PROVIDED PASSAGE:
The Gompertz hazard function is shown in Figure 6.11.
> plot(g, fn = “haz”)
It is an exponentially increasing function of time; the Gompertz model usually fits old age mortality very well.
The p-values measure the significance of a group compared to the reference category, but we would also like to have an overall p-value for the covariates (factors) as such, that is, answer the question “does birthplace matter?” This can be achieved by running an analysis without birthplace:
> fit.w1 <- phreg(Y ˜ sex + civ, data = om)
> fit.w1
Call:
phreg(formula = Y ˜ sex + civ, data = om)
Covariate W.mean Coef Exp(Coef) se(Coef) Wald p
sex
male 0.406 0 1 (reference)
female 0.594 -0.249 0.780 0.047 0.000
civ
unmarried 0.080 0 1 (reference)
married 0.530 -0.455 0.634 0.081 0.000
widow 0.390 -0.207 0.813 0.079 0.008
log(scale) 2.901 18.188 0.014 0.000
log(shape) 0.524 1.690 0.019 0.000
Events 1971
Total time at risk 37824
Max. log. likelihood -7410.8
LR test statistic 53.5
Degrees of freedom 3
Overall p-value 1.44385e-11
Then we compare the max log likelihoods: −7409.954 and −7410.763, respectively. The test statistic is 2 times the difference, 1.618. Under the null hypothesis of no birthplace effect on mortality, this test statistic has an approximate χ2 distribution with 2 degrees of freedom. The degrees of freedom is the number of omitted parameters in the reduced model, two in this case. This because the factor birthplace has three levels.

DATA BLOCK:

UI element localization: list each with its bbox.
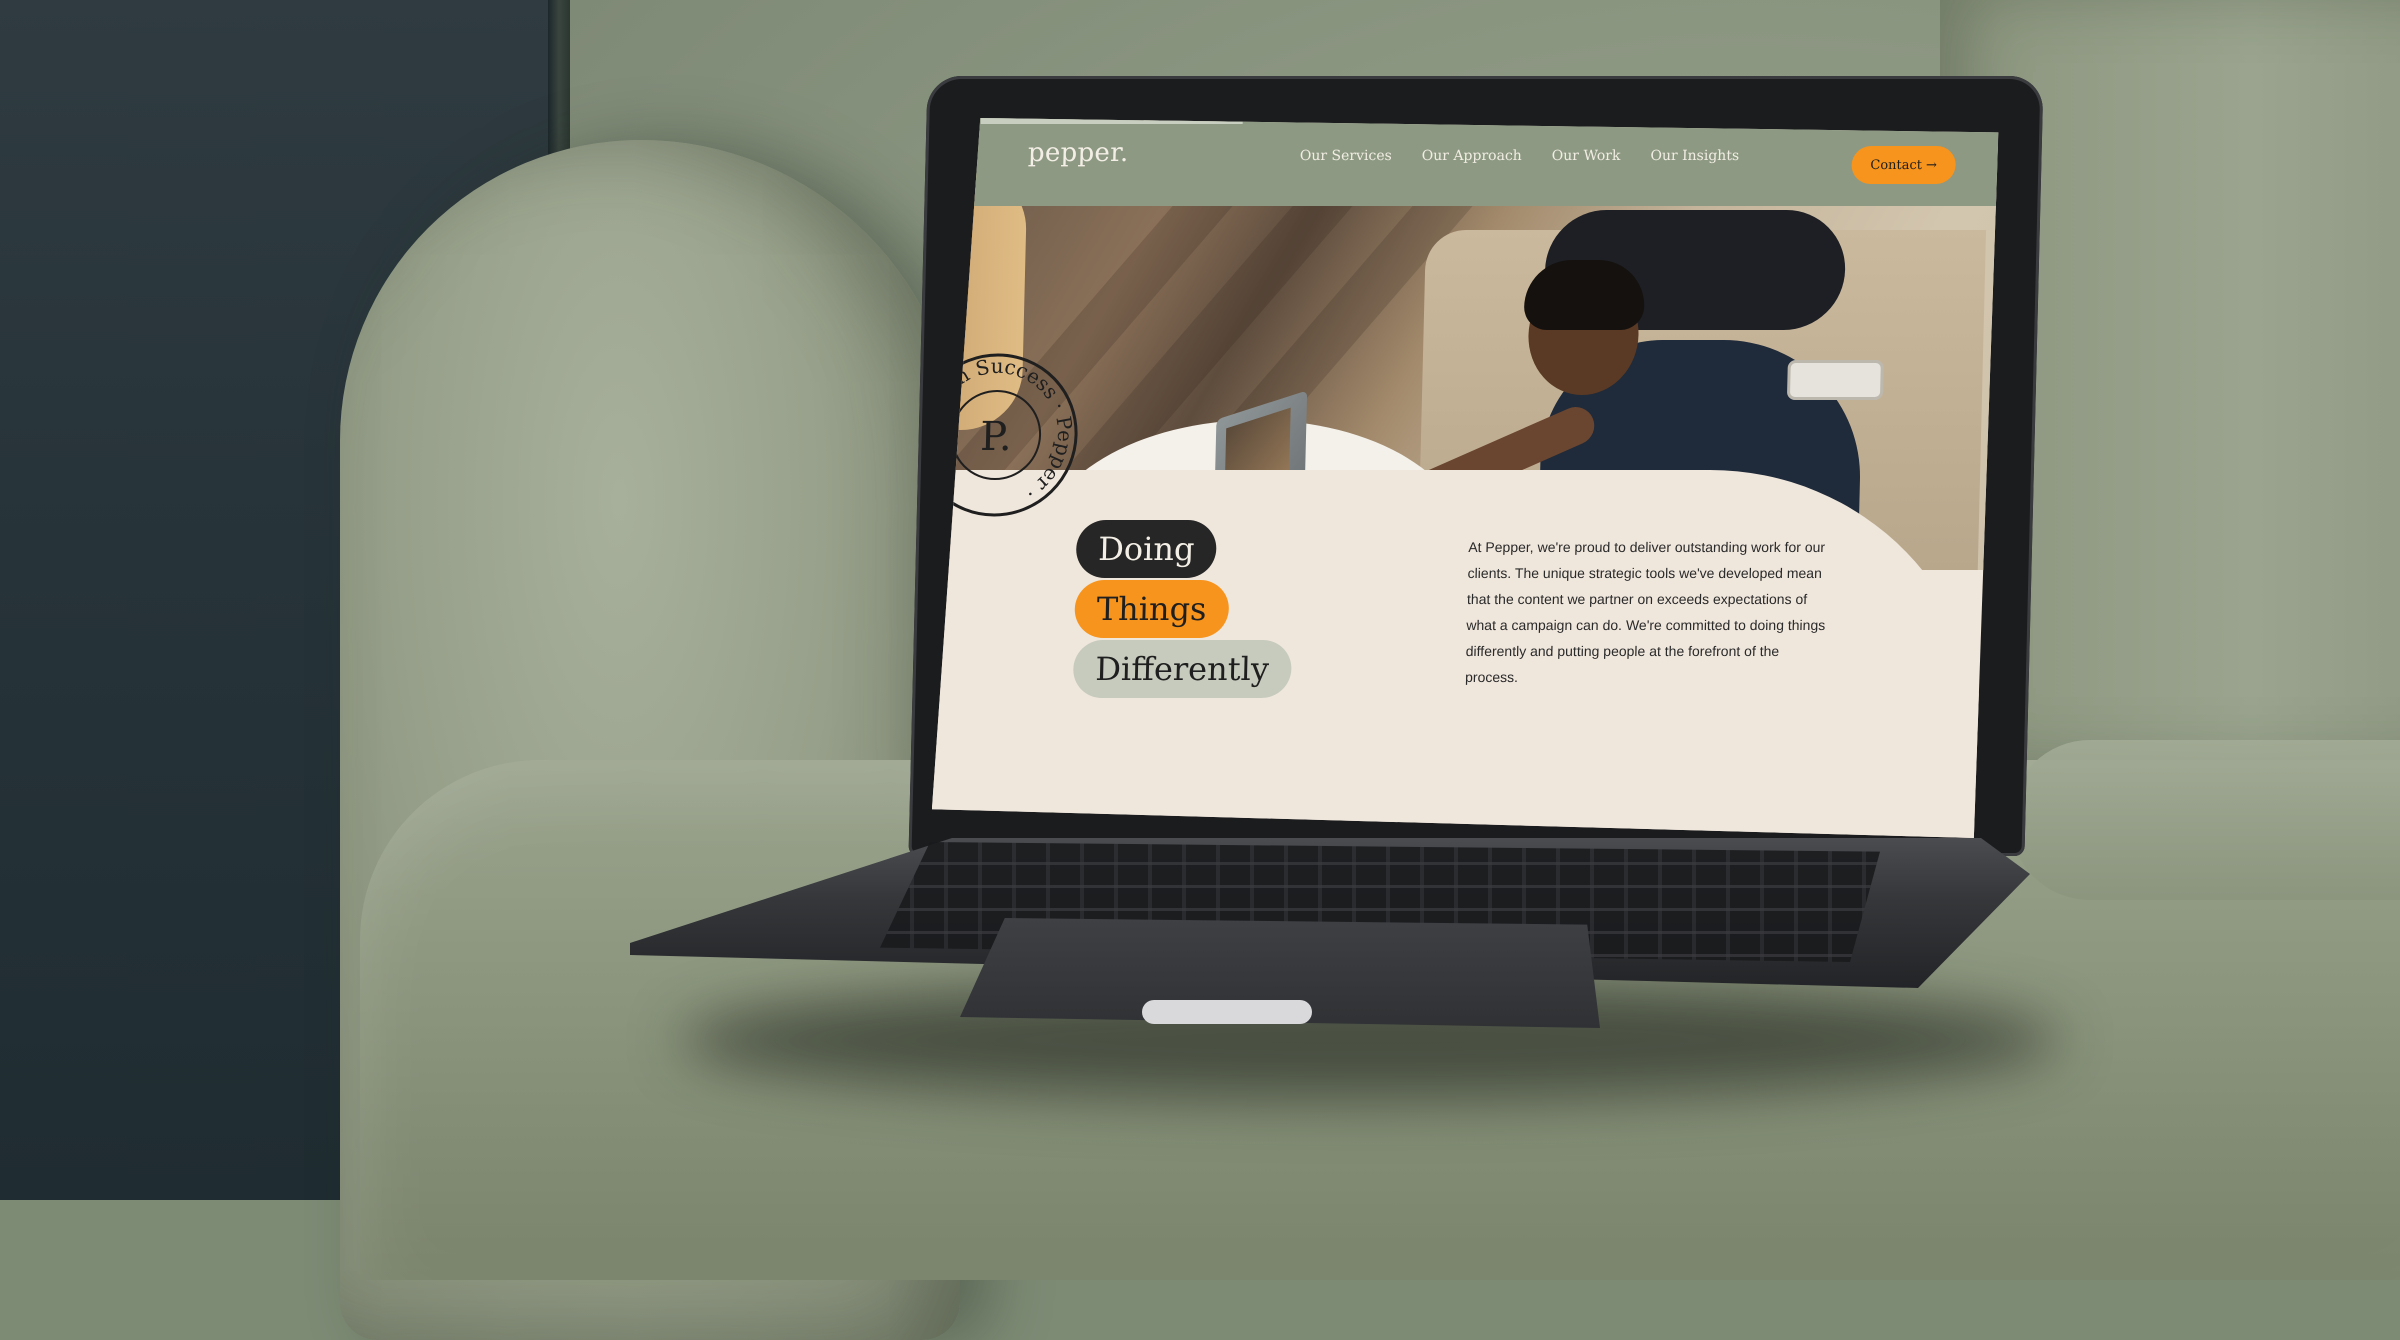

SET TASKS:
**1)** Copy the Gompertz model passage word for word, starting at "The Gompertz hazard" and ending at "phreg(formula = Y ˜ sex + civ, data = om)".
**2)** Carry on the Gompertz model passage after its final sentence.

EXERCISE RESPONSES:
**1)**
The Gompertz hazard function is shown in Figure 6.11.
> plot(g, fn = “haz”)
It is an exponentially increasing function of time; the Gompertz model usually fits old age mortality very well.
The p-values measure the significance of a group compared to the reference category, but we would also like to have an overall p-value for the covariates (factors) as such, that is, answer the question “does birthplace matter?” This can be achieved by running an analysis without birthplace:
> fit.w1 <- phreg(Y ˜ sex + civ, data = om)
> fit.w1
Call:
phreg(formula = Y ˜ sex + civ, data = om)

**2)**
There is a much simpler way of doing this, and that is to use the function drop1. As its name may suggest, it drops one variable at a time and reruns the fit, calculating the max log likelihoods and differences as above.
> drop1(fit.w, test = “Chisq”)
Single term deletions
Model:
Y ˜ sex + civ + birthplace
Df AIC LRT Pr(Chi)
<none> 14830
sex 1 14855 27.048 1.985e-07
civ 2 14866 39.989 2.073e-09
birthplace 2 14828 1.618 0.4453
As you can see, we do not only recover the test statistic for birthplace, we get the corresponding tests for all the involved covariates. Thus, it is obvious that both sex and civ have a statistically very significant effect on old age mortality, while birthplace does not mean much. Note that these effects are measured in the presence of the other two variables.
We can plot the baseline distribution by
> plot(fit.w)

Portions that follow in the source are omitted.